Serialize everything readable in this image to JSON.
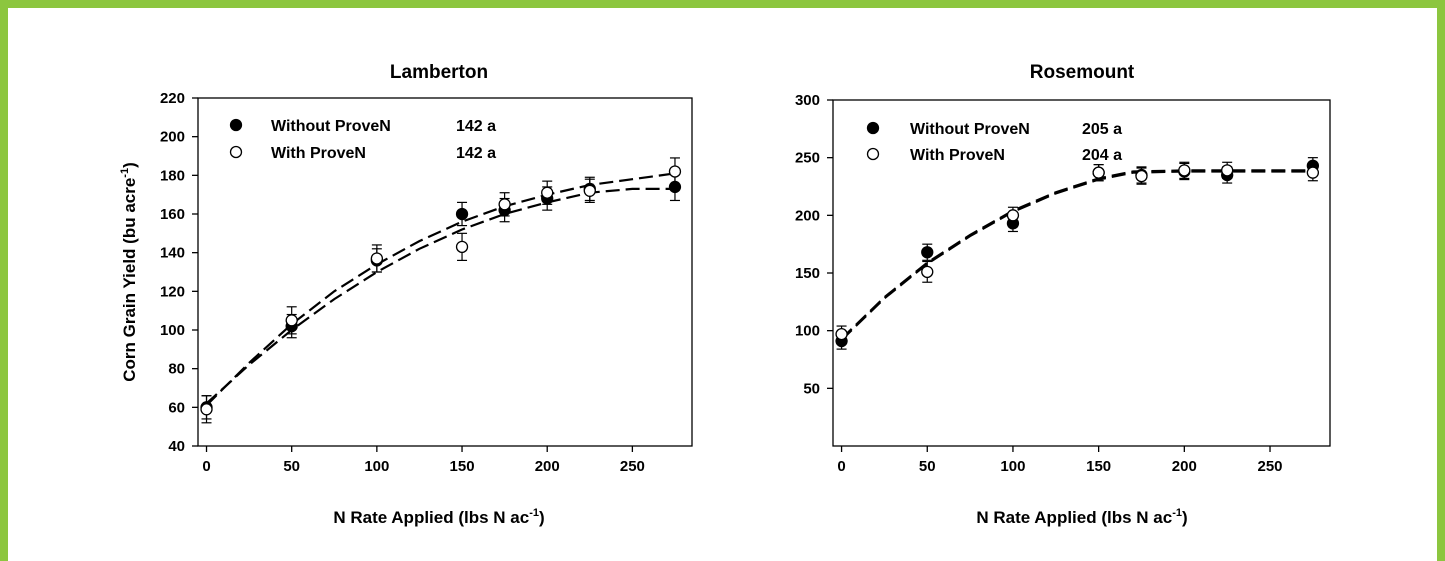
{
  "frame_color": "#8cc63f",
  "chart_data": [
    {
      "type": "scatter",
      "title": "Lamberton",
      "xlabel": "N Rate Applied (lbs N ac",
      "xlabel_sup": "-1",
      "xlabel_end": ")",
      "ylabel": "Corn Grain Yield (bu acre",
      "ylabel_sup": "-1",
      "ylabel_end": ")",
      "xlim": [
        -5,
        285
      ],
      "ylim": [
        40,
        220
      ],
      "xticks": [
        0,
        50,
        100,
        150,
        200,
        250
      ],
      "yticks": [
        40,
        60,
        80,
        100,
        120,
        140,
        160,
        180,
        200,
        220
      ],
      "legend_position": "top-left",
      "series": [
        {
          "name": "Without ProveN",
          "stat": "142 a",
          "marker": "filled-circle",
          "x": [
            0,
            50,
            100,
            150,
            175,
            200,
            225,
            275
          ],
          "y": [
            60,
            102,
            136,
            160,
            162,
            168,
            173,
            174
          ],
          "err": [
            6,
            6,
            6,
            6,
            6,
            6,
            6,
            7
          ],
          "fit": [
            [
              0,
              62
            ],
            [
              25,
              82
            ],
            [
              50,
              100
            ],
            [
              75,
              116
            ],
            [
              100,
              130
            ],
            [
              125,
              142
            ],
            [
              150,
              152
            ],
            [
              175,
              160
            ],
            [
              200,
              166
            ],
            [
              225,
              171
            ],
            [
              250,
              173
            ],
            [
              275,
              173
            ]
          ]
        },
        {
          "name": "With ProveN",
          "stat": "142 a",
          "marker": "open-circle",
          "x": [
            0,
            50,
            100,
            150,
            175,
            200,
            225,
            275
          ],
          "y": [
            59,
            105,
            137,
            143,
            165,
            171,
            172,
            182
          ],
          "err": [
            7,
            7,
            7,
            7,
            6,
            6,
            6,
            7
          ],
          "fit": [
            [
              0,
              61
            ],
            [
              25,
              83
            ],
            [
              50,
              103
            ],
            [
              75,
              120
            ],
            [
              100,
              134
            ],
            [
              125,
              146
            ],
            [
              150,
              156
            ],
            [
              175,
              164
            ],
            [
              200,
              170
            ],
            [
              225,
              175
            ],
            [
              250,
              178
            ],
            [
              275,
              181
            ]
          ]
        }
      ]
    },
    {
      "type": "scatter",
      "title": "Rosemount",
      "xlabel": "N Rate Applied (lbs N ac",
      "xlabel_sup": "-1",
      "xlabel_end": ")",
      "ylabel": "",
      "xlim": [
        -5,
        285
      ],
      "ylim": [
        0,
        300
      ],
      "yaxis_min_shown": 50,
      "xticks": [
        0,
        50,
        100,
        150,
        200,
        250
      ],
      "yticks": [
        50,
        100,
        150,
        200,
        250,
        300
      ],
      "legend_position": "top-left",
      "series": [
        {
          "name": "Without ProveN",
          "stat": "205 a",
          "marker": "filled-circle",
          "x": [
            0,
            50,
            100,
            150,
            175,
            200,
            225,
            275
          ],
          "y": [
            91,
            168,
            193,
            237,
            235,
            238,
            235,
            243
          ],
          "err": [
            7,
            7,
            7,
            7,
            7,
            7,
            7,
            7
          ],
          "fit": [
            [
              0,
              92
            ],
            [
              25,
              128
            ],
            [
              50,
              158
            ],
            [
              75,
              182
            ],
            [
              100,
              203
            ],
            [
              125,
              219
            ],
            [
              150,
              231
            ],
            [
              170,
              237
            ],
            [
              200,
              238
            ],
            [
              225,
              238
            ],
            [
              250,
              238
            ],
            [
              275,
              238
            ]
          ]
        },
        {
          "name": "With ProveN",
          "stat": "204 a",
          "marker": "open-circle",
          "x": [
            0,
            50,
            100,
            150,
            175,
            200,
            225,
            275
          ],
          "y": [
            97,
            151,
            200,
            237,
            234,
            239,
            239,
            237
          ],
          "err": [
            7,
            9,
            7,
            7,
            7,
            7,
            7,
            7
          ],
          "fit": [
            [
              0,
              93
            ],
            [
              25,
              129
            ],
            [
              50,
              159
            ],
            [
              75,
              183
            ],
            [
              100,
              204
            ],
            [
              125,
              220
            ],
            [
              150,
              232
            ],
            [
              170,
              238
            ],
            [
              200,
              239
            ],
            [
              225,
              239
            ],
            [
              250,
              239
            ],
            [
              275,
              239
            ]
          ]
        }
      ]
    }
  ]
}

^^^^^^^^

> [JOB]: Without including any picture, repeat the data exactly.

> [RESULT BELOW]:
Serialize everything readable in this image to JSON.
{
  "frame_color": "#8cc63f",
  "chart_data": [
    {
      "type": "scatter",
      "title": "Lamberton",
      "xlabel": "N Rate Applied (lbs N ac",
      "xlabel_sup": "-1",
      "xlabel_end": ")",
      "ylabel": "Corn Grain Yield (bu acre",
      "ylabel_sup": "-1",
      "ylabel_end": ")",
      "xlim": [
        -5,
        285
      ],
      "ylim": [
        40,
        220
      ],
      "xticks": [
        0,
        50,
        100,
        150,
        200,
        250
      ],
      "yticks": [
        40,
        60,
        80,
        100,
        120,
        140,
        160,
        180,
        200,
        220
      ],
      "legend_position": "top-left",
      "series": [
        {
          "name": "Without ProveN",
          "stat": "142 a",
          "marker": "filled-circle",
          "x": [
            0,
            50,
            100,
            150,
            175,
            200,
            225,
            275
          ],
          "y": [
            60,
            102,
            136,
            160,
            162,
            168,
            173,
            174
          ],
          "err": [
            6,
            6,
            6,
            6,
            6,
            6,
            6,
            7
          ],
          "fit": [
            [
              0,
              62
            ],
            [
              25,
              82
            ],
            [
              50,
              100
            ],
            [
              75,
              116
            ],
            [
              100,
              130
            ],
            [
              125,
              142
            ],
            [
              150,
              152
            ],
            [
              175,
              160
            ],
            [
              200,
              166
            ],
            [
              225,
              171
            ],
            [
              250,
              173
            ],
            [
              275,
              173
            ]
          ]
        },
        {
          "name": "With ProveN",
          "stat": "142 a",
          "marker": "open-circle",
          "x": [
            0,
            50,
            100,
            150,
            175,
            200,
            225,
            275
          ],
          "y": [
            59,
            105,
            137,
            143,
            165,
            171,
            172,
            182
          ],
          "err": [
            7,
            7,
            7,
            7,
            6,
            6,
            6,
            7
          ],
          "fit": [
            [
              0,
              61
            ],
            [
              25,
              83
            ],
            [
              50,
              103
            ],
            [
              75,
              120
            ],
            [
              100,
              134
            ],
            [
              125,
              146
            ],
            [
              150,
              156
            ],
            [
              175,
              164
            ],
            [
              200,
              170
            ],
            [
              225,
              175
            ],
            [
              250,
              178
            ],
            [
              275,
              181
            ]
          ]
        }
      ]
    },
    {
      "type": "scatter",
      "title": "Rosemount",
      "xlabel": "N Rate Applied (lbs N ac",
      "xlabel_sup": "-1",
      "xlabel_end": ")",
      "ylabel": "",
      "xlim": [
        -5,
        285
      ],
      "ylim": [
        0,
        300
      ],
      "yaxis_min_shown": 50,
      "xticks": [
        0,
        50,
        100,
        150,
        200,
        250
      ],
      "yticks": [
        50,
        100,
        150,
        200,
        250,
        300
      ],
      "legend_position": "top-left",
      "series": [
        {
          "name": "Without ProveN",
          "stat": "205 a",
          "marker": "filled-circle",
          "x": [
            0,
            50,
            100,
            150,
            175,
            200,
            225,
            275
          ],
          "y": [
            91,
            168,
            193,
            237,
            235,
            238,
            235,
            243
          ],
          "err": [
            7,
            7,
            7,
            7,
            7,
            7,
            7,
            7
          ],
          "fit": [
            [
              0,
              92
            ],
            [
              25,
              128
            ],
            [
              50,
              158
            ],
            [
              75,
              182
            ],
            [
              100,
              203
            ],
            [
              125,
              219
            ],
            [
              150,
              231
            ],
            [
              170,
              237
            ],
            [
              200,
              238
            ],
            [
              225,
              238
            ],
            [
              250,
              238
            ],
            [
              275,
              238
            ]
          ]
        },
        {
          "name": "With ProveN",
          "stat": "204 a",
          "marker": "open-circle",
          "x": [
            0,
            50,
            100,
            150,
            175,
            200,
            225,
            275
          ],
          "y": [
            97,
            151,
            200,
            237,
            234,
            239,
            239,
            237
          ],
          "err": [
            7,
            9,
            7,
            7,
            7,
            7,
            7,
            7
          ],
          "fit": [
            [
              0,
              93
            ],
            [
              25,
              129
            ],
            [
              50,
              159
            ],
            [
              75,
              183
            ],
            [
              100,
              204
            ],
            [
              125,
              220
            ],
            [
              150,
              232
            ],
            [
              170,
              238
            ],
            [
              200,
              239
            ],
            [
              225,
              239
            ],
            [
              250,
              239
            ],
            [
              275,
              239
            ]
          ]
        }
      ]
    }
  ]
}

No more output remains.